#### WORK REQUIRED
Write out each line from the data below that includes the word "المنشأة".

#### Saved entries
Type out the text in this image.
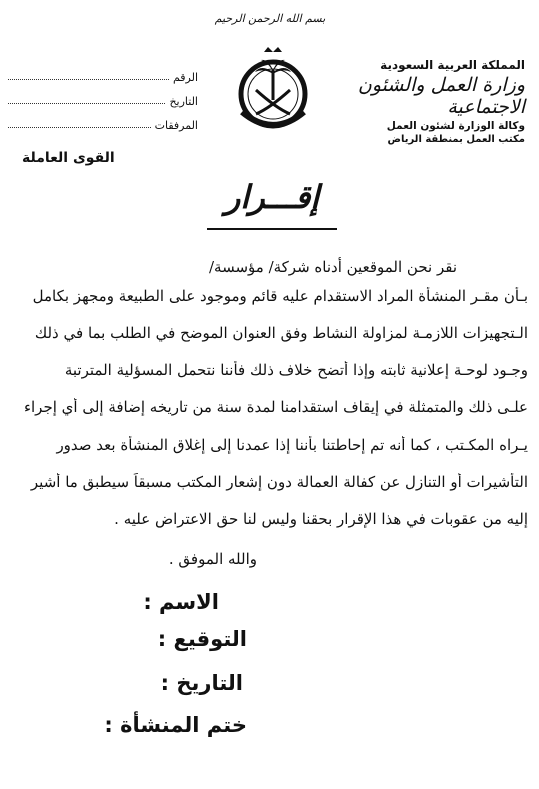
بسم الله الرحمن الرحيم
المملكة العربية السعودية
وزارة العمل والشئون الاجتماعية
وكالة الوزارة لشئون العمل
مكتب العمل بمنطقة الرياض
الرقم
التاريخ
المرفقات
القوى العاملة
إقـــرار
نقر نحن الموقعين أدناه شركة/ مؤسسة/
بـأن مقـر المنشأة المراد الاستقدام عليه قائم وموجود على الطبيعة ومجهز بكامل
الـتجهيزات اللازمـة لمزاولة النشاط وفق العنوان الموضح في الطلب بما في ذلك
وجـود لوحـة إعلانية ثابته وإذا أتضح خلاف ذلك فأننا نتحمل المسؤلية المترتبة
علـى ذلك والمتمثلة في إيقاف استقدامنا لمدة سنة من تاريخه إضافة إلى أي إجراء
يـراه المكـتب ، كما أنه تم إحاطتنا بأننا إذا عمدنا إلى إغلاق المنشأة بعد صدور
التأشيرات أو التنازل عن كفالة العمالة دون إشعار المكتب مسبقاً سيطبق ما أشير
إليه من عقوبات في هذا الإقرار بحقنا وليس لنا حق الاعتراض عليه .
والله الموفق .
الاسم :
التوقيع :
التاريخ :
ختم المنشأة :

#### FULL SOLUTION
بـأن مقـر المنشأة المراد الاستقدام عليه قائم وموجود على الطبيعة ومجهز بكامل
يـراه المكـتب ، كما أنه تم إحاطتنا بأننا إذا عمدنا إلى إغلاق المنشأة بعد صدور
ختم المنشأة :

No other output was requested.